▶ _PROBLEM_
Copy the data word for word, keeping every line.

▶ _Entries from a dataset_

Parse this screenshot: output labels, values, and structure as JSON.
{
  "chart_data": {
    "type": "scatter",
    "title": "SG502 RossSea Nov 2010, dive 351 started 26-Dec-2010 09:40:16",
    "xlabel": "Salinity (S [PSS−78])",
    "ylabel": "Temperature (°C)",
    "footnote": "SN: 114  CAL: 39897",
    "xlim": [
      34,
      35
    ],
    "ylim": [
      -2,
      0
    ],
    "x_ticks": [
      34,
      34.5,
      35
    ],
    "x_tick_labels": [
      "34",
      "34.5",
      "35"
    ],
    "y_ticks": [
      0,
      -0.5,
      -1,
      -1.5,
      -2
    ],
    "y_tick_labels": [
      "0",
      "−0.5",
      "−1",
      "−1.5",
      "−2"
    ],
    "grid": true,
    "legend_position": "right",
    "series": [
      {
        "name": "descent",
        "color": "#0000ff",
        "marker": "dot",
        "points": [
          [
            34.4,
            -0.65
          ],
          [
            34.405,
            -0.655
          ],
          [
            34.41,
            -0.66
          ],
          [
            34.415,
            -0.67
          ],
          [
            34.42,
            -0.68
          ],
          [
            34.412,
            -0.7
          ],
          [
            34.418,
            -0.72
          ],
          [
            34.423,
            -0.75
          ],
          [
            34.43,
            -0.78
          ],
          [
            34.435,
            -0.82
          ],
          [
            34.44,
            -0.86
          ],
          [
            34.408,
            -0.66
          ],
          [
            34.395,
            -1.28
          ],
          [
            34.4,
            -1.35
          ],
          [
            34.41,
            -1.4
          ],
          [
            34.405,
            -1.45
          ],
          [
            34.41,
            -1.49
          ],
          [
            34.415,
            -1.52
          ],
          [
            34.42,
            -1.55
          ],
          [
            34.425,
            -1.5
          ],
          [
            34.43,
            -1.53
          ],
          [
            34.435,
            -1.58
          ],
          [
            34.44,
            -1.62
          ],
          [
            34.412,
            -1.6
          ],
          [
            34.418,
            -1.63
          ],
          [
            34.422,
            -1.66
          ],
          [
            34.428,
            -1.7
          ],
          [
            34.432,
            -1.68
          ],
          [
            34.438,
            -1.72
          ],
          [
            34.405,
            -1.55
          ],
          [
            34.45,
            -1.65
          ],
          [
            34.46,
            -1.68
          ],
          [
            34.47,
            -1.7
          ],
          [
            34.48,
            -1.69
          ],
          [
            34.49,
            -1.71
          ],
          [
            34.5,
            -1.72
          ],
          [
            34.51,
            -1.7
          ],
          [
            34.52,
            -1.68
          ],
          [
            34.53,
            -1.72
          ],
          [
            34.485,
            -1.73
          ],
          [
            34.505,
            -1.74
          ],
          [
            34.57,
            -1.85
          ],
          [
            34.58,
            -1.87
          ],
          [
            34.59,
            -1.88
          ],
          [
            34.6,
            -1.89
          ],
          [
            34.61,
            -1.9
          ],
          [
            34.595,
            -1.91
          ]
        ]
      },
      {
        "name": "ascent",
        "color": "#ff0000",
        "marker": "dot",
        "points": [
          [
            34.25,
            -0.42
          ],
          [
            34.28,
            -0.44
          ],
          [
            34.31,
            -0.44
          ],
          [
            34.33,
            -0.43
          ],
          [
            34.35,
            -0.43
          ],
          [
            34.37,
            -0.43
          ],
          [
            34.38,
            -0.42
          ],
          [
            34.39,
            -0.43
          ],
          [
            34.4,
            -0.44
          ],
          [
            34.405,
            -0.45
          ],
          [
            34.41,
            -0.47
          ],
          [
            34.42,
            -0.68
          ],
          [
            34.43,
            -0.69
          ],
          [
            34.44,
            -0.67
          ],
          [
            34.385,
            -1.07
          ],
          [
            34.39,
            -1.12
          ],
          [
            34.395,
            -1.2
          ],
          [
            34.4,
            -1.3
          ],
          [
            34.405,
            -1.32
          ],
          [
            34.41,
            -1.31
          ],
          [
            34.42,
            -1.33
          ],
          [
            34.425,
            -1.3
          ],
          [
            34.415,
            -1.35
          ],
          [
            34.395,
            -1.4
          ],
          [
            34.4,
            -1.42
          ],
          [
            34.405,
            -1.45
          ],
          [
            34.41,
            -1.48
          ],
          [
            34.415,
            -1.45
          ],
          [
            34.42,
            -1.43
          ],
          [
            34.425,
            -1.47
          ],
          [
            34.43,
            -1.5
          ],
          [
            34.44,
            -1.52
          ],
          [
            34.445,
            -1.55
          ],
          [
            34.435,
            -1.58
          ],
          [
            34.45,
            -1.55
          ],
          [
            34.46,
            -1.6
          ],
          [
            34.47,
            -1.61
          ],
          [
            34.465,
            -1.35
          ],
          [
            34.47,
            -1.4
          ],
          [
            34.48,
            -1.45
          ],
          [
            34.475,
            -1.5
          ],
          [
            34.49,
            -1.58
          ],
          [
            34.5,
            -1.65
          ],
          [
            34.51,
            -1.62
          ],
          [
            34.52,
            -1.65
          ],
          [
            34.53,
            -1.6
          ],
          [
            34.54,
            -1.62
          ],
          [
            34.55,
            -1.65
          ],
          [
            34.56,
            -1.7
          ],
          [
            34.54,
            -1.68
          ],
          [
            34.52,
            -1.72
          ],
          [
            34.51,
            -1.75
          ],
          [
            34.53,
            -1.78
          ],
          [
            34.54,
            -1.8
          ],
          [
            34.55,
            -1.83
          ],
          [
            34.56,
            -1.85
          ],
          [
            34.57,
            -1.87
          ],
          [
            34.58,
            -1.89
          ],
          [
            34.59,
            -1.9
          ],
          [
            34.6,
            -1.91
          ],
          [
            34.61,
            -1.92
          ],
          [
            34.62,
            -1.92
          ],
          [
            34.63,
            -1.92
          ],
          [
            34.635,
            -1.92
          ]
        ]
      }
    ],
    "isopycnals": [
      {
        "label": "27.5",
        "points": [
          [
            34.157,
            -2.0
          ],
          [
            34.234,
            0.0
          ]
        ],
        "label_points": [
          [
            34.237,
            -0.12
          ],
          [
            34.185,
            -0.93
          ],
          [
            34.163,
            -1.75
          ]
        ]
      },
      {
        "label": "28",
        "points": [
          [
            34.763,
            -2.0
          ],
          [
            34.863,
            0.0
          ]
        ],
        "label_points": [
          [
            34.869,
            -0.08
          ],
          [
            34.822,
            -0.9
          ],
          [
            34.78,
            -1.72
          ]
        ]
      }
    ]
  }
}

▶ _TASK RESULT_
Parse this screenshot: output labels, values, and structure as JSON.
{
  "chart_data": {
    "type": "scatter",
    "title": "SG502 RossSea Nov 2010, dive 351 started 26-Dec-2010 09:40:16",
    "xlabel": "Salinity (S [PSS−78])",
    "ylabel": "Temperature (°C)",
    "footnote": "SN: 114  CAL: 39897",
    "xlim": [
      34,
      35
    ],
    "ylim": [
      -2,
      0
    ],
    "x_ticks": [
      34,
      34.5,
      35
    ],
    "x_tick_labels": [
      "34",
      "34.5",
      "35"
    ],
    "y_ticks": [
      0,
      -0.5,
      -1,
      -1.5,
      -2
    ],
    "y_tick_labels": [
      "0",
      "−0.5",
      "−1",
      "−1.5",
      "−2"
    ],
    "grid": true,
    "legend_position": "right",
    "series": [
      {
        "name": "descent",
        "color": "#0000ff",
        "marker": "dot",
        "points": [
          [
            34.4,
            -0.65
          ],
          [
            34.405,
            -0.655
          ],
          [
            34.41,
            -0.66
          ],
          [
            34.415,
            -0.67
          ],
          [
            34.42,
            -0.68
          ],
          [
            34.412,
            -0.7
          ],
          [
            34.418,
            -0.72
          ],
          [
            34.423,
            -0.75
          ],
          [
            34.43,
            -0.78
          ],
          [
            34.435,
            -0.82
          ],
          [
            34.44,
            -0.86
          ],
          [
            34.408,
            -0.66
          ],
          [
            34.395,
            -1.28
          ],
          [
            34.4,
            -1.35
          ],
          [
            34.41,
            -1.4
          ],
          [
            34.405,
            -1.45
          ],
          [
            34.41,
            -1.49
          ],
          [
            34.415,
            -1.52
          ],
          [
            34.42,
            -1.55
          ],
          [
            34.425,
            -1.5
          ],
          [
            34.43,
            -1.53
          ],
          [
            34.435,
            -1.58
          ],
          [
            34.44,
            -1.62
          ],
          [
            34.412,
            -1.6
          ],
          [
            34.418,
            -1.63
          ],
          [
            34.422,
            -1.66
          ],
          [
            34.428,
            -1.7
          ],
          [
            34.432,
            -1.68
          ],
          [
            34.438,
            -1.72
          ],
          [
            34.405,
            -1.55
          ],
          [
            34.45,
            -1.65
          ],
          [
            34.46,
            -1.68
          ],
          [
            34.47,
            -1.7
          ],
          [
            34.48,
            -1.69
          ],
          [
            34.49,
            -1.71
          ],
          [
            34.5,
            -1.72
          ],
          [
            34.51,
            -1.7
          ],
          [
            34.52,
            -1.68
          ],
          [
            34.53,
            -1.72
          ],
          [
            34.485,
            -1.73
          ],
          [
            34.505,
            -1.74
          ],
          [
            34.57,
            -1.85
          ],
          [
            34.58,
            -1.87
          ],
          [
            34.59,
            -1.88
          ],
          [
            34.6,
            -1.89
          ],
          [
            34.61,
            -1.9
          ],
          [
            34.595,
            -1.91
          ]
        ]
      },
      {
        "name": "ascent",
        "color": "#ff0000",
        "marker": "dot",
        "points": [
          [
            34.25,
            -0.42
          ],
          [
            34.28,
            -0.44
          ],
          [
            34.31,
            -0.44
          ],
          [
            34.33,
            -0.43
          ],
          [
            34.35,
            -0.43
          ],
          [
            34.37,
            -0.43
          ],
          [
            34.38,
            -0.42
          ],
          [
            34.39,
            -0.43
          ],
          [
            34.4,
            -0.44
          ],
          [
            34.405,
            -0.45
          ],
          [
            34.41,
            -0.47
          ],
          [
            34.42,
            -0.68
          ],
          [
            34.43,
            -0.69
          ],
          [
            34.44,
            -0.67
          ],
          [
            34.385,
            -1.07
          ],
          [
            34.39,
            -1.12
          ],
          [
            34.395,
            -1.2
          ],
          [
            34.4,
            -1.3
          ],
          [
            34.405,
            -1.32
          ],
          [
            34.41,
            -1.31
          ],
          [
            34.42,
            -1.33
          ],
          [
            34.425,
            -1.3
          ],
          [
            34.415,
            -1.35
          ],
          [
            34.395,
            -1.4
          ],
          [
            34.4,
            -1.42
          ],
          [
            34.405,
            -1.45
          ],
          [
            34.41,
            -1.48
          ],
          [
            34.415,
            -1.45
          ],
          [
            34.42,
            -1.43
          ],
          [
            34.425,
            -1.47
          ],
          [
            34.43,
            -1.5
          ],
          [
            34.44,
            -1.52
          ],
          [
            34.445,
            -1.55
          ],
          [
            34.435,
            -1.58
          ],
          [
            34.45,
            -1.55
          ],
          [
            34.46,
            -1.6
          ],
          [
            34.47,
            -1.61
          ],
          [
            34.465,
            -1.35
          ],
          [
            34.47,
            -1.4
          ],
          [
            34.48,
            -1.45
          ],
          [
            34.475,
            -1.5
          ],
          [
            34.49,
            -1.58
          ],
          [
            34.5,
            -1.65
          ],
          [
            34.51,
            -1.62
          ],
          [
            34.52,
            -1.65
          ],
          [
            34.53,
            -1.6
          ],
          [
            34.54,
            -1.62
          ],
          [
            34.55,
            -1.65
          ],
          [
            34.56,
            -1.7
          ],
          [
            34.54,
            -1.68
          ],
          [
            34.52,
            -1.72
          ],
          [
            34.51,
            -1.75
          ],
          [
            34.53,
            -1.78
          ],
          [
            34.54,
            -1.8
          ],
          [
            34.55,
            -1.83
          ],
          [
            34.56,
            -1.85
          ],
          [
            34.57,
            -1.87
          ],
          [
            34.58,
            -1.89
          ],
          [
            34.59,
            -1.9
          ],
          [
            34.6,
            -1.91
          ],
          [
            34.61,
            -1.92
          ],
          [
            34.62,
            -1.92
          ],
          [
            34.63,
            -1.92
          ],
          [
            34.635,
            -1.92
          ]
        ]
      }
    ],
    "isopycnals": [
      {
        "label": "27.5",
        "points": [
          [
            34.157,
            -2.0
          ],
          [
            34.234,
            0.0
          ]
        ],
        "label_points": [
          [
            34.237,
            -0.12
          ],
          [
            34.185,
            -0.93
          ],
          [
            34.163,
            -1.75
          ]
        ]
      },
      {
        "label": "28",
        "points": [
          [
            34.763,
            -2.0
          ],
          [
            34.863,
            0.0
          ]
        ],
        "label_points": [
          [
            34.869,
            -0.08
          ],
          [
            34.822,
            -0.9
          ],
          [
            34.78,
            -1.72
          ]
        ]
      }
    ]
  }
}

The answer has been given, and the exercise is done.